_Given text_.
3.1 Molecular Docking of C. longa with IGF-1R Protein

Molecular docking studies revealed C. longa molecules and four molecules from C. longa having high binding affinity were digalloyl-hexoside, hyperoside, valoneic acid dilactone, and caffeic acid. Figure 1 below shows the molecular interaction between the target protein IGF-1R and these hit compounds. Table 1 below also provides the docking scores, hydrogen bond and amino acid residues in these ligand-protein interactions.

Table 1: Molecular Docking of C. longa with IGF-1R Protein

Compounds	Docking score (Kcal/mol)	No. of H-bond	Residue involved
CHEMBL133463 (IGF-1R Ligand)	-11.31	7	GLU 1050,ARG 1109, MET 1052
Digalloyl-hexoside	-8.849	6	ARG 1109, ASP 1056, LYS 1003
Hyperoside	-8.843	6	GLN 977, ASP 1056, LYS 1003, MET 1052, GLU 1050
Valoneic acid dilactone	-8.472	6	SER 979, LYS 1003, LYS 1058, ASP 1056, MET 1052, GLU 1050
Caffeic Acid	-7.985	3	GLU 1050

3.2 Drug likeness and ADMET Profile Assessment of The Lead Compounds

This was estimated by evaluating the absorption, distribution, metabolism, excretion, and toxicity properties as an ADMET profiling. For the chemical absorption and transport properties, Lipinski's ‘rule of five.’ helps to screen out compounds with probable absorption problems. The results of the ADMET profiling including the Lipinski rule of five are shown in table 2 below.

_Assigned task 1_.
In the docking study text, copy everything from "This was estimated" down to "table 2 below.", but swap "screen out" for "filter out".
_Assigned task 2_.
Name the compounds from C. longa that the docking study text reports as having high binding affinity.
_Assigned task 3_.
Please condense the paragraph of the docking study text that begins "Molecular docking studies revealed" into a short bulleted list that keeps its main facts.
You won't need the records for any of this.

Extracted data entries:

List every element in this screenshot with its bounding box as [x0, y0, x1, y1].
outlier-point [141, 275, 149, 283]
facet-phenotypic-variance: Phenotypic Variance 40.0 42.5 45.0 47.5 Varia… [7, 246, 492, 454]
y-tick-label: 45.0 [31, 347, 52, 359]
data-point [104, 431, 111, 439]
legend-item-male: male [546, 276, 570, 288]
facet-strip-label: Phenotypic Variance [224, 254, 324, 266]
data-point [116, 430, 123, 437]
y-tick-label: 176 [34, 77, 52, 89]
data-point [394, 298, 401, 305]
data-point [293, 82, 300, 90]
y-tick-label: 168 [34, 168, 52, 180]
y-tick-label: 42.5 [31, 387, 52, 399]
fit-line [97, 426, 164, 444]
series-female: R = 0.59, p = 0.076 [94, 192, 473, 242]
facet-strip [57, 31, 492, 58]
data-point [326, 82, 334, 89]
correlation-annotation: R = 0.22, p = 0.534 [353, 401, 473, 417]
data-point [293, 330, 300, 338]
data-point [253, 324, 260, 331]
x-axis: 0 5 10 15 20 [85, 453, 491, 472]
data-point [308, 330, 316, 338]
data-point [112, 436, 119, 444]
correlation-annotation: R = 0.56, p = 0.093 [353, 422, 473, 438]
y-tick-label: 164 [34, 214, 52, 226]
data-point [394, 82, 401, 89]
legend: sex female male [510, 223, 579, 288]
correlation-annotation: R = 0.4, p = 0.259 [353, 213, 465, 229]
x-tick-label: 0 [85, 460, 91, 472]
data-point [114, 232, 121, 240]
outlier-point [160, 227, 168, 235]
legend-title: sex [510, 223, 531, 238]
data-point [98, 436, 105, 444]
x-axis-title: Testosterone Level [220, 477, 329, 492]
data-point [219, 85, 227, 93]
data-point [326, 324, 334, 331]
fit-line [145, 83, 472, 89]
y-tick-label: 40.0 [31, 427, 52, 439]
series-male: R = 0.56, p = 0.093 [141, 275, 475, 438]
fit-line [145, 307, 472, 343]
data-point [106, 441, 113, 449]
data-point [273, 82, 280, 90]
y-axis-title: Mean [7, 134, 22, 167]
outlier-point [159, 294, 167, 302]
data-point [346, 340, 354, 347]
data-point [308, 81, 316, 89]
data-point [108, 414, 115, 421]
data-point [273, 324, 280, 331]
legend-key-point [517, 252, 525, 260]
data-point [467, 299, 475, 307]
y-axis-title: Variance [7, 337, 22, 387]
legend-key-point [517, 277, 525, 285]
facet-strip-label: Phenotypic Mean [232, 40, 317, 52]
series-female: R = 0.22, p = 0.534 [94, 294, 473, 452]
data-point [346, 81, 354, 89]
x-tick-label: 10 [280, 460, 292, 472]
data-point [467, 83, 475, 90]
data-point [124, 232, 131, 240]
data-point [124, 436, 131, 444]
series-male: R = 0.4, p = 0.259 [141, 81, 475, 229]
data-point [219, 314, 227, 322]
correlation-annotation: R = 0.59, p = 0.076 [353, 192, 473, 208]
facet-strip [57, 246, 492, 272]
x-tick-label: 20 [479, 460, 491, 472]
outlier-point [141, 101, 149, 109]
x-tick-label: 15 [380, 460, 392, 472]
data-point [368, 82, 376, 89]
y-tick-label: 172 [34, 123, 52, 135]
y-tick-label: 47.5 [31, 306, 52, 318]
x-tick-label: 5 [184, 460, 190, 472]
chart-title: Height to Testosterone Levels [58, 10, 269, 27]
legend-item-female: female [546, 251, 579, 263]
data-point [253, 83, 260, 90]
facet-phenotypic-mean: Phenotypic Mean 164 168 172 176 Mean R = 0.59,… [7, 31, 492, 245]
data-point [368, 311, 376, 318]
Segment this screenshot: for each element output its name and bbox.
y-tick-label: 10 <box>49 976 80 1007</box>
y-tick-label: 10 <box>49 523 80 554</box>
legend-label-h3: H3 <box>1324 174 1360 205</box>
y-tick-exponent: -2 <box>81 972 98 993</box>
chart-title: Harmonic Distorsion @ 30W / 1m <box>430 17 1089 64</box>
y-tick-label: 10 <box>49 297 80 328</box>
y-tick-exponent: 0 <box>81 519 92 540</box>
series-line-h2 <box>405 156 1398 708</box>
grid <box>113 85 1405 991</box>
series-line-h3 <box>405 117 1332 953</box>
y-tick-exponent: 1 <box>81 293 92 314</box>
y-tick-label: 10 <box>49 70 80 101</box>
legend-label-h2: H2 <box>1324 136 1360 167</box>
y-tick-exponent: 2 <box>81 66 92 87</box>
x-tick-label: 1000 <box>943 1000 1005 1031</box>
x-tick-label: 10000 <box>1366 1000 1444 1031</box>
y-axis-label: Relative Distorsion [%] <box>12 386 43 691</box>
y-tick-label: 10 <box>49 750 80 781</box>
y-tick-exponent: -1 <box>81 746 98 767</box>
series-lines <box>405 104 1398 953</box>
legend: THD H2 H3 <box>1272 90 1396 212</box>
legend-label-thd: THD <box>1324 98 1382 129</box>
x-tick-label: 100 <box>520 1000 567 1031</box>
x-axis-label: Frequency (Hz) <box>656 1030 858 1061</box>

_Task answer 1_.
This was estimated by evaluating the absorption, distribution, metabolism, excretion, and toxicity properties as an ADMET profiling. For the chemical absorption and transport properties, Lipinski's ‘rule of five.’ helps to filter out compounds with probable absorption problems. The results of the ADMET profiling including the Lipinski rule of five are shown in table 2 below.

_Task answer 2_.
Digalloyl-hexoside, hyperoside, valoneic acid dilactone, and caffeic acid.

_Task answer 3_.
- Four C. longa molecules showed high binding affinity: digalloyl-hexoside, hyperoside, valoneic acid dilactone, and caffeic acid.
- Figure 1 shows how these hit compounds interact with the target protein IGF-1R.
- Table 1 gives the docking scores, hydrogen bonds, and amino acid residues for these ligand-protein interactions.